Reproduce each line of the material precisely.

::::

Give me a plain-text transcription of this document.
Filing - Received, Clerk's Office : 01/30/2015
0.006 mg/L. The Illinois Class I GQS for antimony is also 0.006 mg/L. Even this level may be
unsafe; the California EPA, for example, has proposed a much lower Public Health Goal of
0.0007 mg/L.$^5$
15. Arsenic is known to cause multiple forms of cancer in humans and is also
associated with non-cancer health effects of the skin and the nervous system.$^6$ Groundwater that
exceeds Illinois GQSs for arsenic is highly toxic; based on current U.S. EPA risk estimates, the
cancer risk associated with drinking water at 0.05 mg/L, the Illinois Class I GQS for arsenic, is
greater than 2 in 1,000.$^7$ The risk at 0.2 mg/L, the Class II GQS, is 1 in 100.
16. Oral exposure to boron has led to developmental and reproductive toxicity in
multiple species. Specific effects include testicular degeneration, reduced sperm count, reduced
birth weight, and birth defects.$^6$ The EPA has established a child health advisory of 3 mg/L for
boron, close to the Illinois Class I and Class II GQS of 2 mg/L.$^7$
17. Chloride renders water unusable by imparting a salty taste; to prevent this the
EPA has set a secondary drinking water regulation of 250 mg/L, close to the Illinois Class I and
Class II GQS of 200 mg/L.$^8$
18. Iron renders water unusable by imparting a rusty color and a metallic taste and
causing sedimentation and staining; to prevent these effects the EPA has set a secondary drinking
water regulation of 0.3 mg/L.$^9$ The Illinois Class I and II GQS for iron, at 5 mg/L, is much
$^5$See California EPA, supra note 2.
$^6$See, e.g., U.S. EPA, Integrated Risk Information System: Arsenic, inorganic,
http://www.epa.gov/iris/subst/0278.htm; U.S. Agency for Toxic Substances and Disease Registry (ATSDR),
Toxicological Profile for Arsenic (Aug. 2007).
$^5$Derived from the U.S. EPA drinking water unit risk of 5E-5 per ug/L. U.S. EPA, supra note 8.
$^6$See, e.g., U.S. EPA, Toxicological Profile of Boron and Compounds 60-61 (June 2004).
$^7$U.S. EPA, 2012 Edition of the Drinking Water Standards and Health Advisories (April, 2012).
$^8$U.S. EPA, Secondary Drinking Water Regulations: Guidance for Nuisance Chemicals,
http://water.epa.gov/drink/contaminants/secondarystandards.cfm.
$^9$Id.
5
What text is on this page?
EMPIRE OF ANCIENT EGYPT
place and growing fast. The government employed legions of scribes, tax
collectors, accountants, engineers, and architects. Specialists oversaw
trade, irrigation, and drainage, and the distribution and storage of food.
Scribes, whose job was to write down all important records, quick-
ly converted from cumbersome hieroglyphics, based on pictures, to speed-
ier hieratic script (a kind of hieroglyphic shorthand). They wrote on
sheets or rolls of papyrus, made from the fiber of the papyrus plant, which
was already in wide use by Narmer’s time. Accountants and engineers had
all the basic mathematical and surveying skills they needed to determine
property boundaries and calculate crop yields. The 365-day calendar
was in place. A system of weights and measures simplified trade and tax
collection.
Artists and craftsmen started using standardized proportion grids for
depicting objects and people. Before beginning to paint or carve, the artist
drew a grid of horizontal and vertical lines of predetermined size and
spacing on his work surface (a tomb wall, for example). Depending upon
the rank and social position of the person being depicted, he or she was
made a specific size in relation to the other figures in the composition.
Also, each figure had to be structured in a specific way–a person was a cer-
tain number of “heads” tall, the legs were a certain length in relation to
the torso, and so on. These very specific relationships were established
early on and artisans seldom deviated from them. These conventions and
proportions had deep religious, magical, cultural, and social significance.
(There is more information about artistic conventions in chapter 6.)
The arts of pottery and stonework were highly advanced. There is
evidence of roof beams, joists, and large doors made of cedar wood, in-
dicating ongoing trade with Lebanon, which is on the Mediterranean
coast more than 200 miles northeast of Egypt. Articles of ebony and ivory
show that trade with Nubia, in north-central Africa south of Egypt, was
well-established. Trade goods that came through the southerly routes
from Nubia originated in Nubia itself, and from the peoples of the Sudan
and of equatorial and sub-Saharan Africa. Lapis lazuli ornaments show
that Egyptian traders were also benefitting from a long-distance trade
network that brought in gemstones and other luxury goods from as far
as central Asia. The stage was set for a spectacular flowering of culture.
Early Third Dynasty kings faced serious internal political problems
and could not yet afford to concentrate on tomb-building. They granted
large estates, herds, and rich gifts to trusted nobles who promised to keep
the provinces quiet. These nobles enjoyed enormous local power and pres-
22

::::

Correct answer —
Give me a plain-text transcription of this document.
Filing - Received, Clerk's Office : 01/30/2015
0.006 mg/L. The Illinois Class I GQS for antimony is also 0.006 mg/L. Even this level may be
unsafe; the California EPA, for example, has proposed a much lower Public Health Goal of
0.0007 mg/L.$^5$
15. Arsenic is known to cause multiple forms of cancer in humans and is also
associated with non-cancer health effects of the skin and the nervous system.$^6$ Groundwater that
exceeds Illinois GQSs for arsenic is highly toxic; based on current U.S. EPA risk estimates, the
cancer risk associated with drinking water at 0.05 mg/L, the Illinois Class I GQS for arsenic, is
greater than 2 in 1,000.$^7$ The risk at 0.2 mg/L, the Class II GQS, is 1 in 100.
16. Oral exposure to boron has led to developmental and reproductive toxicity in
multiple species. Specific effects include testicular degeneration, reduced sperm count, reduced
birth weight, and birth defects.$^6$ The EPA has established a child health advisory of 3 mg/L for
boron, close to the Illinois Class I and Class II GQS of 2 mg/L.$^7$
17. Chloride renders water unusable by imparting a salty taste; to prevent this the
EPA has set a secondary drinking water regulation of 250 mg/L, close to the Illinois Class I and
Class II GQS of 200 mg/L.$^8$
18. Iron renders water unusable by imparting a rusty color and a metallic taste and
causing sedimentation and staining; to prevent these effects the EPA has set a secondary drinking
water regulation of 0.3 mg/L.$^9$ The Illinois Class I and II GQS for iron, at 5 mg/L, is much
$^5$See California EPA, supra note 2.
$^6$See, e.g., U.S. EPA, Integrated Risk Information System: Arsenic, inorganic,
http://www.epa.gov/iris/subst/0278.htm; U.S. Agency for Toxic Substances and Disease Registry (ATSDR),
Toxicological Profile for Arsenic (Aug. 2007).
$^5$Derived from the U.S. EPA drinking water unit risk of 5E-5 per ug/L. U.S. EPA, supra note 8.
$^6$See, e.g., U.S. EPA, Toxicological Profile of Boron and Compounds 60-61 (June 2004).
$^7$U.S. EPA, 2012 Edition of the Drinking Water Standards and Health Advisories (April, 2012).
$^8$U.S. EPA, Secondary Drinking Water Regulations: Guidance for Nuisance Chemicals,
http://water.epa.gov/drink/contaminants/secondarystandards.cfm.
$^9$Id.
5
What text is on this page?
EMPIRE OF ANCIENT EGYPT
place and growing fast. The government employed legions of scribes, tax
collectors, accountants, engineers, and architects. Specialists oversaw
trade, irrigation, and drainage, and the distribution and storage of food.
Scribes, whose job was to write down all important records, quick-
ly converted from cumbersome hieroglyphics, based on pictures, to speed-
ier hieratic script (a kind of hieroglyphic shorthand). They wrote on
sheets or rolls of papyrus, made from the fiber of the papyrus plant, which
was already in wide use by Narmer’s time. Accountants and engineers had
all the basic mathematical and surveying skills they needed to determine
property boundaries and calculate crop yields. The 365-day calendar
was in place. A system of weights and measures simplified trade and tax
collection.
Artists and craftsmen started using standardized proportion grids for
depicting objects and people. Before beginning to paint or carve, the artist
drew a grid of horizontal and vertical lines of predetermined size and
spacing on his work surface (a tomb wall, for example). Depending upon
the rank and social position of the person being depicted, he or she was
made a specific size in relation to the other figures in the composition.
Also, each figure had to be structured in a specific way–a person was a cer-
tain number of “heads” tall, the legs were a certain length in relation to
the torso, and so on. These very specific relationships were established
early on and artisans seldom deviated from them. These conventions and
proportions had deep religious, magical, cultural, and social significance.
(There is more information about artistic conventions in chapter 6.)
The arts of pottery and stonework were highly advanced. There is
evidence of roof beams, joists, and large doors made of cedar wood, in-
dicating ongoing trade with Lebanon, which is on the Mediterranean
coast more than 200 miles northeast of Egypt. Articles of ebony and ivory
show that trade with Nubia, in north-central Africa south of Egypt, was
well-established. Trade goods that came through the southerly routes
from Nubia originated in Nubia itself, and from the peoples of the Sudan
and of equatorial and sub-Saharan Africa. Lapis lazuli ornaments show
that Egyptian traders were also benefitting from a long-distance trade
network that brought in gemstones and other luxury goods from as far
as central Asia. The stage was set for a spectacular flowering of culture.
Early Third Dynasty kings faced serious internal political problems
and could not yet afford to concentrate on tomb-building. They granted
large estates, herds, and rich gifts to trusted nobles who promised to keep
the provinces quiet. These nobles enjoyed enormous local power and pres-
22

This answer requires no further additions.